STATED GOAL » Skip the pictures. Reproduce all other material exactly.

RECORDS PROVIDED »
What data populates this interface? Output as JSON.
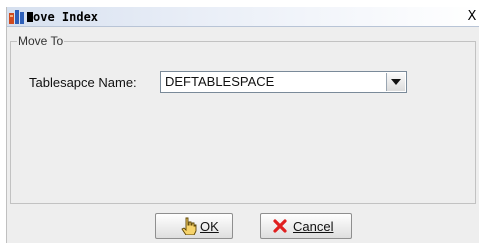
{
  "window": {
    "title": "ove Index",
    "close_glyph": "X"
  },
  "group": {
    "label": "Move To"
  },
  "tablespace": {
    "label": "Tablesapce Name:",
    "value": "DEFTABLESPACE"
  },
  "buttons": {
    "ok_label": "OK",
    "cancel_label": "Cancel"
  },
  "icons": {
    "app": "database-icon",
    "dropdown": "chevron-down-icon",
    "ok": "hand-pointer-icon",
    "cancel": "red-x-icon"
  }
}
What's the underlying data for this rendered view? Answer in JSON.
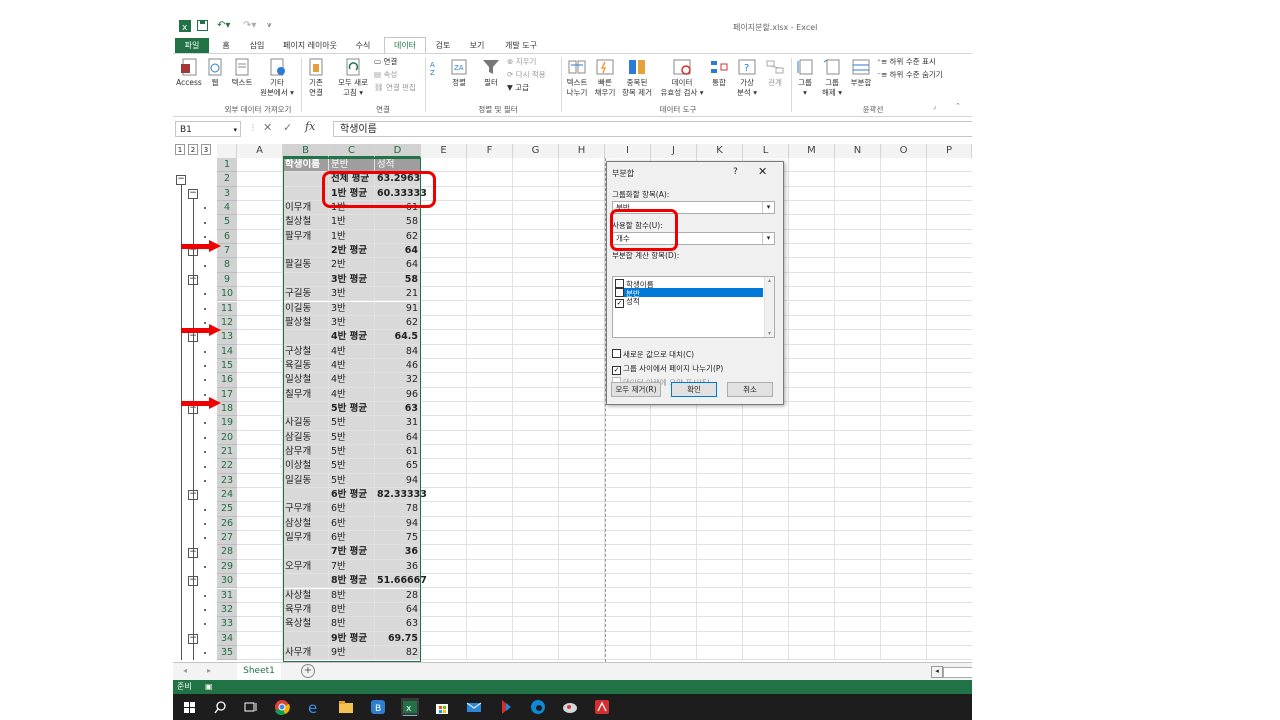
{
  "window": {
    "title": "페이지분할.xlsx - Excel"
  },
  "tabs": [
    "파일",
    "홈",
    "삽입",
    "페이지 레이아웃",
    "수식",
    "데이터",
    "검토",
    "보기",
    "개발 도구"
  ],
  "active_tab": "데이터",
  "ribbon": {
    "ext_group": {
      "label": "외부 데이터 가져오기",
      "access": "Access",
      "web": "웹",
      "text": "텍스트",
      "other1": "기타",
      "other2": "원본에서 ▾"
    },
    "conn_group": {
      "label": "연결",
      "existing1": "기존",
      "existing2": "연결",
      "refresh1": "모두 새로",
      "refresh2": "고침 ▾",
      "connections": "연결",
      "properties": "속성",
      "edit_links": "연결 편집"
    },
    "sort_group": {
      "label": "정렬 및 필터",
      "sort": "정렬",
      "filter": "필터",
      "clear": "지우기",
      "reapply": "다시 적용",
      "advanced": "고급"
    },
    "tools_group": {
      "label": "데이터 도구",
      "text_to_col1": "텍스트",
      "text_to_col2": "나누기",
      "flash1": "빠른",
      "flash2": "채우기",
      "remove_dup1": "중복된",
      "remove_dup2": "항목 제거",
      "validation1": "데이터",
      "validation2": "유효성 검사 ▾",
      "consolidate": "통합",
      "whatif1": "가상",
      "whatif2": "분석 ▾",
      "relations": "관계"
    },
    "outline_group": {
      "label": "윤곽선",
      "group1": "그룹",
      "group2": "▾",
      "ungroup1": "그룹",
      "ungroup2": "해제 ▾",
      "subtotal": "부분합",
      "show_detail": "하위 수준 표시",
      "hide_detail": "하위 수준 숨기기"
    }
  },
  "name_box": "B1",
  "formula": "학생이름",
  "outline_levels": [
    "1",
    "2",
    "3"
  ],
  "columns": [
    "A",
    "B",
    "C",
    "D",
    "E",
    "F",
    "G",
    "H",
    "I",
    "J",
    "K",
    "L",
    "M",
    "N",
    "O",
    "P"
  ],
  "rows": [
    {
      "n": "1",
      "b": "학생이름",
      "c": "분반",
      "d": "성적",
      "hdr": true
    },
    {
      "n": "2",
      "b": "",
      "c": "전체 평균",
      "d": "63.2963",
      "sub": true
    },
    {
      "n": "3",
      "b": "",
      "c": "1반 평균",
      "d": "60.33333",
      "sub": true
    },
    {
      "n": "4",
      "b": "이무개",
      "c": "1반",
      "d": "61"
    },
    {
      "n": "5",
      "b": "칠상철",
      "c": "1반",
      "d": "58"
    },
    {
      "n": "6",
      "b": "팔무개",
      "c": "1반",
      "d": "62"
    },
    {
      "n": "7",
      "b": "",
      "c": "2반 평균",
      "d": "64",
      "sub": true
    },
    {
      "n": "8",
      "b": "팔길동",
      "c": "2반",
      "d": "64"
    },
    {
      "n": "9",
      "b": "",
      "c": "3반 평균",
      "d": "58",
      "sub": true
    },
    {
      "n": "10",
      "b": "구길동",
      "c": "3반",
      "d": "21"
    },
    {
      "n": "11",
      "b": "이길동",
      "c": "3반",
      "d": "91"
    },
    {
      "n": "12",
      "b": "팔상철",
      "c": "3반",
      "d": "62"
    },
    {
      "n": "13",
      "b": "",
      "c": "4반 평균",
      "d": "64.5",
      "sub": true
    },
    {
      "n": "14",
      "b": "구상철",
      "c": "4반",
      "d": "84"
    },
    {
      "n": "15",
      "b": "육길동",
      "c": "4반",
      "d": "46"
    },
    {
      "n": "16",
      "b": "일상철",
      "c": "4반",
      "d": "32"
    },
    {
      "n": "17",
      "b": "칠무개",
      "c": "4반",
      "d": "96"
    },
    {
      "n": "18",
      "b": "",
      "c": "5반 평균",
      "d": "63",
      "sub": true
    },
    {
      "n": "19",
      "b": "사길동",
      "c": "5반",
      "d": "31"
    },
    {
      "n": "20",
      "b": "삼길동",
      "c": "5반",
      "d": "64"
    },
    {
      "n": "21",
      "b": "삼무개",
      "c": "5반",
      "d": "61"
    },
    {
      "n": "22",
      "b": "이상철",
      "c": "5반",
      "d": "65"
    },
    {
      "n": "23",
      "b": "일길동",
      "c": "5반",
      "d": "94"
    },
    {
      "n": "24",
      "b": "",
      "c": "6반 평균",
      "d": "82.33333",
      "sub": true
    },
    {
      "n": "25",
      "b": "구무개",
      "c": "6반",
      "d": "78"
    },
    {
      "n": "26",
      "b": "삼상철",
      "c": "6반",
      "d": "94"
    },
    {
      "n": "27",
      "b": "일무개",
      "c": "6반",
      "d": "75"
    },
    {
      "n": "28",
      "b": "",
      "c": "7반 평균",
      "d": "36",
      "sub": true
    },
    {
      "n": "29",
      "b": "오무개",
      "c": "7반",
      "d": "36"
    },
    {
      "n": "30",
      "b": "",
      "c": "8반 평균",
      "d": "51.66667",
      "sub": true
    },
    {
      "n": "31",
      "b": "사상철",
      "c": "8반",
      "d": "28"
    },
    {
      "n": "32",
      "b": "육무개",
      "c": "8반",
      "d": "64"
    },
    {
      "n": "33",
      "b": "육상철",
      "c": "8반",
      "d": "63"
    },
    {
      "n": "34",
      "b": "",
      "c": "9반 평균",
      "d": "69.75",
      "sub": true
    },
    {
      "n": "35",
      "b": "사무개",
      "c": "9반",
      "d": "82"
    }
  ],
  "dialog": {
    "title": "부분합",
    "help": "?",
    "close": "✕",
    "group_by_label": "그룹화할 항목(A):",
    "group_by_value": "분반",
    "function_label": "사용할 함수(U):",
    "function_value": "개수",
    "calc_label": "부분합 계산 항목(D):",
    "calc_items": [
      {
        "label": "학생이름",
        "checked": false,
        "highlight": false
      },
      {
        "label": "분반",
        "checked": false,
        "highlight": true
      },
      {
        "label": "성적",
        "checked": true,
        "highlight": false
      }
    ],
    "opt_replace": "새로운 값으로 대치(C)",
    "opt_pagebreak": "그룹 사이에서 페이지 나누기(P)",
    "opt_summary": "데이터 아래에 요약 표시(S)",
    "btn_remove": "모두 제거(R)",
    "btn_ok": "확인",
    "btn_cancel": "취소"
  },
  "sheet_tab": "Sheet1",
  "status": "준비",
  "colors": {
    "excel_green": "#217346",
    "highlight_red": "#e00000",
    "selection_blue": "#0078d7"
  }
}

REPLY »
What data populates this interface? Output as JSON.
{
  "window": {
    "title": "ove Index",
    "close_glyph": "X"
  },
  "group": {
    "label": "Move To"
  },
  "tablespace": {
    "label": "Tablesapce Name:",
    "value": "DEFTABLESPACE"
  },
  "buttons": {
    "ok_label": "OK",
    "cancel_label": "Cancel"
  },
  "icons": {
    "app": "database-icon",
    "dropdown": "chevron-down-icon",
    "ok": "hand-pointer-icon",
    "cancel": "red-x-icon"
  }
}
What's the underlying data for this rendered view? Answer in JSON.
{
  "window": {
    "title": "페이지분할.xlsx - Excel"
  },
  "tabs": [
    "파일",
    "홈",
    "삽입",
    "페이지 레이아웃",
    "수식",
    "데이터",
    "검토",
    "보기",
    "개발 도구"
  ],
  "active_tab": "데이터",
  "ribbon": {
    "ext_group": {
      "label": "외부 데이터 가져오기",
      "access": "Access",
      "web": "웹",
      "text": "텍스트",
      "other1": "기타",
      "other2": "원본에서 ▾"
    },
    "conn_group": {
      "label": "연결",
      "existing1": "기존",
      "existing2": "연결",
      "refresh1": "모두 새로",
      "refresh2": "고침 ▾",
      "connections": "연결",
      "properties": "속성",
      "edit_links": "연결 편집"
    },
    "sort_group": {
      "label": "정렬 및 필터",
      "sort": "정렬",
      "filter": "필터",
      "clear": "지우기",
      "reapply": "다시 적용",
      "advanced": "고급"
    },
    "tools_group": {
      "label": "데이터 도구",
      "text_to_col1": "텍스트",
      "text_to_col2": "나누기",
      "flash1": "빠른",
      "flash2": "채우기",
      "remove_dup1": "중복된",
      "remove_dup2": "항목 제거",
      "validation1": "데이터",
      "validation2": "유효성 검사 ▾",
      "consolidate": "통합",
      "whatif1": "가상",
      "whatif2": "분석 ▾",
      "relations": "관계"
    },
    "outline_group": {
      "label": "윤곽선",
      "group1": "그룹",
      "group2": "▾",
      "ungroup1": "그룹",
      "ungroup2": "해제 ▾",
      "subtotal": "부분합",
      "show_detail": "하위 수준 표시",
      "hide_detail": "하위 수준 숨기기"
    }
  },
  "name_box": "B1",
  "formula": "학생이름",
  "outline_levels": [
    "1",
    "2",
    "3"
  ],
  "columns": [
    "A",
    "B",
    "C",
    "D",
    "E",
    "F",
    "G",
    "H",
    "I",
    "J",
    "K",
    "L",
    "M",
    "N",
    "O",
    "P"
  ],
  "rows": [
    {
      "n": "1",
      "b": "학생이름",
      "c": "분반",
      "d": "성적",
      "hdr": true
    },
    {
      "n": "2",
      "b": "",
      "c": "전체 평균",
      "d": "63.2963",
      "sub": true
    },
    {
      "n": "3",
      "b": "",
      "c": "1반 평균",
      "d": "60.33333",
      "sub": true
    },
    {
      "n": "4",
      "b": "이무개",
      "c": "1반",
      "d": "61"
    },
    {
      "n": "5",
      "b": "칠상철",
      "c": "1반",
      "d": "58"
    },
    {
      "n": "6",
      "b": "팔무개",
      "c": "1반",
      "d": "62"
    },
    {
      "n": "7",
      "b": "",
      "c": "2반 평균",
      "d": "64",
      "sub": true
    },
    {
      "n": "8",
      "b": "팔길동",
      "c": "2반",
      "d": "64"
    },
    {
      "n": "9",
      "b": "",
      "c": "3반 평균",
      "d": "58",
      "sub": true
    },
    {
      "n": "10",
      "b": "구길동",
      "c": "3반",
      "d": "21"
    },
    {
      "n": "11",
      "b": "이길동",
      "c": "3반",
      "d": "91"
    },
    {
      "n": "12",
      "b": "팔상철",
      "c": "3반",
      "d": "62"
    },
    {
      "n": "13",
      "b": "",
      "c": "4반 평균",
      "d": "64.5",
      "sub": true
    },
    {
      "n": "14",
      "b": "구상철",
      "c": "4반",
      "d": "84"
    },
    {
      "n": "15",
      "b": "육길동",
      "c": "4반",
      "d": "46"
    },
    {
      "n": "16",
      "b": "일상철",
      "c": "4반",
      "d": "32"
    },
    {
      "n": "17",
      "b": "칠무개",
      "c": "4반",
      "d": "96"
    },
    {
      "n": "18",
      "b": "",
      "c": "5반 평균",
      "d": "63",
      "sub": true
    },
    {
      "n": "19",
      "b": "사길동",
      "c": "5반",
      "d": "31"
    },
    {
      "n": "20",
      "b": "삼길동",
      "c": "5반",
      "d": "64"
    },
    {
      "n": "21",
      "b": "삼무개",
      "c": "5반",
      "d": "61"
    },
    {
      "n": "22",
      "b": "이상철",
      "c": "5반",
      "d": "65"
    },
    {
      "n": "23",
      "b": "일길동",
      "c": "5반",
      "d": "94"
    },
    {
      "n": "24",
      "b": "",
      "c": "6반 평균",
      "d": "82.33333",
      "sub": true
    },
    {
      "n": "25",
      "b": "구무개",
      "c": "6반",
      "d": "78"
    },
    {
      "n": "26",
      "b": "삼상철",
      "c": "6반",
      "d": "94"
    },
    {
      "n": "27",
      "b": "일무개",
      "c": "6반",
      "d": "75"
    },
    {
      "n": "28",
      "b": "",
      "c": "7반 평균",
      "d": "36",
      "sub": true
    },
    {
      "n": "29",
      "b": "오무개",
      "c": "7반",
      "d": "36"
    },
    {
      "n": "30",
      "b": "",
      "c": "8반 평균",
      "d": "51.66667",
      "sub": true
    },
    {
      "n": "31",
      "b": "사상철",
      "c": "8반",
      "d": "28"
    },
    {
      "n": "32",
      "b": "육무개",
      "c": "8반",
      "d": "64"
    },
    {
      "n": "33",
      "b": "육상철",
      "c": "8반",
      "d": "63"
    },
    {
      "n": "34",
      "b": "",
      "c": "9반 평균",
      "d": "69.75",
      "sub": true
    },
    {
      "n": "35",
      "b": "사무개",
      "c": "9반",
      "d": "82"
    }
  ],
  "dialog": {
    "title": "부분합",
    "help": "?",
    "close": "✕",
    "group_by_label": "그룹화할 항목(A):",
    "group_by_value": "분반",
    "function_label": "사용할 함수(U):",
    "function_value": "개수",
    "calc_label": "부분합 계산 항목(D):",
    "calc_items": [
      {
        "label": "학생이름",
        "checked": false,
        "highlight": false
      },
      {
        "label": "분반",
        "checked": false,
        "highlight": true
      },
      {
        "label": "성적",
        "checked": true,
        "highlight": false
      }
    ],
    "opt_replace": "새로운 값으로 대치(C)",
    "opt_pagebreak": "그룹 사이에서 페이지 나누기(P)",
    "opt_summary": "데이터 아래에 요약 표시(S)",
    "btn_remove": "모두 제거(R)",
    "btn_ok": "확인",
    "btn_cancel": "취소"
  },
  "sheet_tab": "Sheet1",
  "status": "준비",
  "colors": {
    "excel_green": "#217346",
    "highlight_red": "#e00000",
    "selection_blue": "#0078d7"
  }
}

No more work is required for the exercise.